What to do:
Swap "node-box" for "text-box" in the listing, starting from its first line and going through the line that contains "- connector: [1597, 613, 1664, 652]", and reproduce those lines with nothing else altered.

------ Material supplied ------

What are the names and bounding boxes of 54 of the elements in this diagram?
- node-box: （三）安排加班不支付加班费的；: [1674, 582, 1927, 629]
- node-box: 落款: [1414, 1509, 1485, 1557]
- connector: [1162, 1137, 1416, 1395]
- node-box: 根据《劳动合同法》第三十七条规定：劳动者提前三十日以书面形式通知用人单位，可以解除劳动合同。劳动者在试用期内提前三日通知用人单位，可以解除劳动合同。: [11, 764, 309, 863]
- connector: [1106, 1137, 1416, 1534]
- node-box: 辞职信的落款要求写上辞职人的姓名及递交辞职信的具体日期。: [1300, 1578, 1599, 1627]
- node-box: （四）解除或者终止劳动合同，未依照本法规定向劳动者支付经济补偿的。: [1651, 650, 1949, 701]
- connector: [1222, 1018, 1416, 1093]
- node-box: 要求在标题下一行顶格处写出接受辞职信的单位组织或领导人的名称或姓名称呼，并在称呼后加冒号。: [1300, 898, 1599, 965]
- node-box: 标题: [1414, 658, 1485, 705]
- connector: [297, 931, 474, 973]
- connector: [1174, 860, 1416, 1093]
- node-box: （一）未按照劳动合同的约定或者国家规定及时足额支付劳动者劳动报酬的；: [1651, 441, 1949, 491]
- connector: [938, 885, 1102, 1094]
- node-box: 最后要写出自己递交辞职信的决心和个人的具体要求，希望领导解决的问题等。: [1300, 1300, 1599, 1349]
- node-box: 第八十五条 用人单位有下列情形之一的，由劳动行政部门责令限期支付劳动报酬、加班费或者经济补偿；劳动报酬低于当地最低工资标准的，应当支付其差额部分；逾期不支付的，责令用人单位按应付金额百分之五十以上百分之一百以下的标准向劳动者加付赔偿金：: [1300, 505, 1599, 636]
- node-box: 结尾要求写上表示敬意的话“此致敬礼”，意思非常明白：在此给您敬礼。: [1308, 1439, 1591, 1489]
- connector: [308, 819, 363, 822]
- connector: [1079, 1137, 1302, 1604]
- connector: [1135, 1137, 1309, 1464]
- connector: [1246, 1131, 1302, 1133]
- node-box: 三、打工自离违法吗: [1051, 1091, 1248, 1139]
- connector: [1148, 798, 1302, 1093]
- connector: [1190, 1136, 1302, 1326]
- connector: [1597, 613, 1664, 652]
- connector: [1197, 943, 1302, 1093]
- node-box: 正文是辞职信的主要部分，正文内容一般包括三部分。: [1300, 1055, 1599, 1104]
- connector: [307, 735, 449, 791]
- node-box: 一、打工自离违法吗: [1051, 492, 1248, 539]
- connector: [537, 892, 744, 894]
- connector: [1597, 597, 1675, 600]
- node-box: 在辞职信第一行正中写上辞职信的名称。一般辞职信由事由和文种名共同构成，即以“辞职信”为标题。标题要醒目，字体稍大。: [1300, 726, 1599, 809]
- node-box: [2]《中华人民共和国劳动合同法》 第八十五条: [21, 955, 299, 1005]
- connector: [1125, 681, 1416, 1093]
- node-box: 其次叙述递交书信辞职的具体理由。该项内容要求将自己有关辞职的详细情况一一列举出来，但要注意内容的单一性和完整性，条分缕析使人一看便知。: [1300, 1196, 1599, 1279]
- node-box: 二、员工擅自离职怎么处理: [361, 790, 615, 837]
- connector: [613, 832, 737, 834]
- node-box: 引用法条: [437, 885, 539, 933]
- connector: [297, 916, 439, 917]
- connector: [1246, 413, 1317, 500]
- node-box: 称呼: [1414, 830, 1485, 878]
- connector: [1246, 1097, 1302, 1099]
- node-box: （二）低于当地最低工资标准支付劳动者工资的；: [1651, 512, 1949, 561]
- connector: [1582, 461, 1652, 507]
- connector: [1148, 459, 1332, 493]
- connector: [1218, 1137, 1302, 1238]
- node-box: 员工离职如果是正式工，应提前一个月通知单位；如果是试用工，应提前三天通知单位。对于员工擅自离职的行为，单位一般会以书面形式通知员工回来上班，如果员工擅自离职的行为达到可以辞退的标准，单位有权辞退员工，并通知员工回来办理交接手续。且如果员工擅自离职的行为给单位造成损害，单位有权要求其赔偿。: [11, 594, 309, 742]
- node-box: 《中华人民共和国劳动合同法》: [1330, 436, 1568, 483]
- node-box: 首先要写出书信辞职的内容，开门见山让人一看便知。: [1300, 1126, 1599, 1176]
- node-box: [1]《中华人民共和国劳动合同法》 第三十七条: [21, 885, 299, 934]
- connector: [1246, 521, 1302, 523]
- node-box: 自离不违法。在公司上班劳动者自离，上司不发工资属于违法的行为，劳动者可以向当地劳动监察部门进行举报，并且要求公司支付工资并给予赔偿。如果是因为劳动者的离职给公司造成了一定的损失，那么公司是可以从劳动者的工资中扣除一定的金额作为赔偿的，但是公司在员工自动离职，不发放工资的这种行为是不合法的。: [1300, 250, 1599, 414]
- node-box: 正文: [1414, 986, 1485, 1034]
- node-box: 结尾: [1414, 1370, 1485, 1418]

------

Answer to this task:
What are the names and bounding boxes of 54 of the elements in this diagram?
- text-box: （三）安排加班不支付加班费的；: [1674, 582, 1927, 629]
- text-box: 落款: [1414, 1509, 1485, 1557]
- connector: [1162, 1137, 1416, 1395]
- text-box: 根据《劳动合同法》第三十七条规定：劳动者提前三十日以书面形式通知用人单位，可以解除劳动合同。劳动者在试用期内提前三日通知用人单位，可以解除劳动合同。: [11, 764, 309, 863]
- connector: [1106, 1137, 1416, 1534]
- text-box: 辞职信的落款要求写上辞职人的姓名及递交辞职信的具体日期。: [1300, 1578, 1599, 1627]
- text-box: （四）解除或者终止劳动合同，未依照本法规定向劳动者支付经济补偿的。: [1651, 650, 1949, 701]
- connector: [1222, 1018, 1416, 1093]
- text-box: 要求在标题下一行顶格处写出接受辞职信的单位组织或领导人的名称或姓名称呼，并在称呼后加冒号。: [1300, 898, 1599, 965]
- text-box: 标题: [1414, 658, 1485, 705]
- connector: [297, 931, 474, 973]
- connector: [1174, 860, 1416, 1093]
- text-box: （一）未按照劳动合同的约定或者国家规定及时足额支付劳动者劳动报酬的；: [1651, 441, 1949, 491]
- connector: [938, 885, 1102, 1094]
- text-box: 最后要写出自己递交辞职信的决心和个人的具体要求，希望领导解决的问题等。: [1300, 1300, 1599, 1349]
- text-box: 第八十五条 用人单位有下列情形之一的，由劳动行政部门责令限期支付劳动报酬、加班费或者经济补偿；劳动报酬低于当地最低工资标准的，应当支付其差额部分；逾期不支付的，责令用人单位按应付金额百分之五十以上百分之一百以下的标准向劳动者加付赔偿金：: [1300, 505, 1599, 636]
- text-box: 结尾要求写上表示敬意的话“此致敬礼”，意思非常明白：在此给您敬礼。: [1308, 1439, 1591, 1489]
- connector: [308, 819, 363, 822]
- connector: [1079, 1137, 1302, 1604]
- connector: [1135, 1137, 1309, 1464]
- connector: [1246, 1131, 1302, 1133]
- text-box: 三、打工自离违法吗: [1051, 1091, 1248, 1139]
- connector: [1148, 798, 1302, 1093]
- connector: [1190, 1136, 1302, 1326]
- connector: [1597, 613, 1664, 652]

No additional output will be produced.